SOURCE DATA:
──────────
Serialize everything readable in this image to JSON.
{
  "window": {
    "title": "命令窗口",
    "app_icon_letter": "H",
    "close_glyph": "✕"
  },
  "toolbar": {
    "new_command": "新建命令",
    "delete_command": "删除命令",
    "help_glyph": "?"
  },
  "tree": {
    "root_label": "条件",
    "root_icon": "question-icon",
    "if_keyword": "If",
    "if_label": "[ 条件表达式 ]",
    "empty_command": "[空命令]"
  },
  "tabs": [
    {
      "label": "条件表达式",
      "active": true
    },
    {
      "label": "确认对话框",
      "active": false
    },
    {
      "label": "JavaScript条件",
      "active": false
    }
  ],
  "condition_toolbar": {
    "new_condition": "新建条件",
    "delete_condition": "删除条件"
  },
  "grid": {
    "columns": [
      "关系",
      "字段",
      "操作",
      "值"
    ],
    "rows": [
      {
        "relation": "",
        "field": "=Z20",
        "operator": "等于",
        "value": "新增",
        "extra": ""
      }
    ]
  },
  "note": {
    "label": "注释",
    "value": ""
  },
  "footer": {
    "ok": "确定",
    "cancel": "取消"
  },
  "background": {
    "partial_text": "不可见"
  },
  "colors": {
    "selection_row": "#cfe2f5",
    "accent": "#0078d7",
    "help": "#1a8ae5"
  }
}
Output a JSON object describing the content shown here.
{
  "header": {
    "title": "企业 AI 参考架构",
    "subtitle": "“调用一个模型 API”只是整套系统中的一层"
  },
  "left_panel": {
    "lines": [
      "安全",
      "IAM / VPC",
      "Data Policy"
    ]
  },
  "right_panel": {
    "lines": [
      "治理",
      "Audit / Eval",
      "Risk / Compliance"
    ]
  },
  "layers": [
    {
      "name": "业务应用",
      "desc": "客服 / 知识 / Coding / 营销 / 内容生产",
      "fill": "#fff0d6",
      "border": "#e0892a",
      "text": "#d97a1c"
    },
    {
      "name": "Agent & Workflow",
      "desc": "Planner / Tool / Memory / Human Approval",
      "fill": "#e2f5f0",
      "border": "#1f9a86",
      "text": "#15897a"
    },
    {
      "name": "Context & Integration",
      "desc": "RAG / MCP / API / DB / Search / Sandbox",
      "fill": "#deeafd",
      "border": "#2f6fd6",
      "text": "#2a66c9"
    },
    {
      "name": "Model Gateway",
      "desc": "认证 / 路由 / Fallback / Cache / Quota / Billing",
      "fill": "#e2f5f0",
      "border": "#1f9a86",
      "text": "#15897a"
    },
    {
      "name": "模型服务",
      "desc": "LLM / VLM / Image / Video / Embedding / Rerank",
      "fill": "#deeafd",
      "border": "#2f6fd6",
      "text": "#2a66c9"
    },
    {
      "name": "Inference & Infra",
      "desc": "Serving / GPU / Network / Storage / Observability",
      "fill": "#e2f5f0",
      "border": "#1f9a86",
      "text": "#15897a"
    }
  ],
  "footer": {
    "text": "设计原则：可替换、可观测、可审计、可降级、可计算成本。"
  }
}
──────────
SET EXERCISE: Print the listing above in full, exactly as it is.

IN RESPONSE:
Serialize everything readable in this image to JSON.
{
  "window": {
    "title": "命令窗口",
    "app_icon_letter": "H",
    "close_glyph": "✕"
  },
  "toolbar": {
    "new_command": "新建命令",
    "delete_command": "删除命令",
    "help_glyph": "?"
  },
  "tree": {
    "root_label": "条件",
    "root_icon": "question-icon",
    "if_keyword": "If",
    "if_label": "[ 条件表达式 ]",
    "empty_command": "[空命令]"
  },
  "tabs": [
    {
      "label": "条件表达式",
      "active": true
    },
    {
      "label": "确认对话框",
      "active": false
    },
    {
      "label": "JavaScript条件",
      "active": false
    }
  ],
  "condition_toolbar": {
    "new_condition": "新建条件",
    "delete_condition": "删除条件"
  },
  "grid": {
    "columns": [
      "关系",
      "字段",
      "操作",
      "值"
    ],
    "rows": [
      {
        "relation": "",
        "field": "=Z20",
        "operator": "等于",
        "value": "新增",
        "extra": ""
      }
    ]
  },
  "note": {
    "label": "注释",
    "value": ""
  },
  "footer": {
    "ok": "确定",
    "cancel": "取消"
  },
  "background": {
    "partial_text": "不可见"
  },
  "colors": {
    "selection_row": "#cfe2f5",
    "accent": "#0078d7",
    "help": "#1a8ae5"
  }
}
Output a JSON object describing the content shown here.
{
  "header": {
    "title": "企业 AI 参考架构",
    "subtitle": "“调用一个模型 API”只是整套系统中的一层"
  },
  "left_panel": {
    "lines": [
      "安全",
      "IAM / VPC",
      "Data Policy"
    ]
  },
  "right_panel": {
    "lines": [
      "治理",
      "Audit / Eval",
      "Risk / Compliance"
    ]
  },
  "layers": [
    {
      "name": "业务应用",
      "desc": "客服 / 知识 / Coding / 营销 / 内容生产",
      "fill": "#fff0d6",
      "border": "#e0892a",
      "text": "#d97a1c"
    },
    {
      "name": "Agent & Workflow",
      "desc": "Planner / Tool / Memory / Human Approval",
      "fill": "#e2f5f0",
      "border": "#1f9a86",
      "text": "#15897a"
    },
    {
      "name": "Context & Integration",
      "desc": "RAG / MCP / API / DB / Search / Sandbox",
      "fill": "#deeafd",
      "border": "#2f6fd6",
      "text": "#2a66c9"
    },
    {
      "name": "Model Gateway",
      "desc": "认证 / 路由 / Fallback / Cache / Quota / Billing",
      "fill": "#e2f5f0",
      "border": "#1f9a86",
      "text": "#15897a"
    },
    {
      "name": "模型服务",
      "desc": "LLM / VLM / Image / Video / Embedding / Rerank",
      "fill": "#deeafd",
      "border": "#2f6fd6",
      "text": "#2a66c9"
    },
    {
      "name": "Inference & Infra",
      "desc": "Serving / GPU / Network / Storage / Observability",
      "fill": "#e2f5f0",
      "border": "#1f9a86",
      "text": "#15897a"
    }
  ],
  "footer": {
    "text": "设计原则：可替换、可观测、可审计、可降级、可计算成本。"
  }
}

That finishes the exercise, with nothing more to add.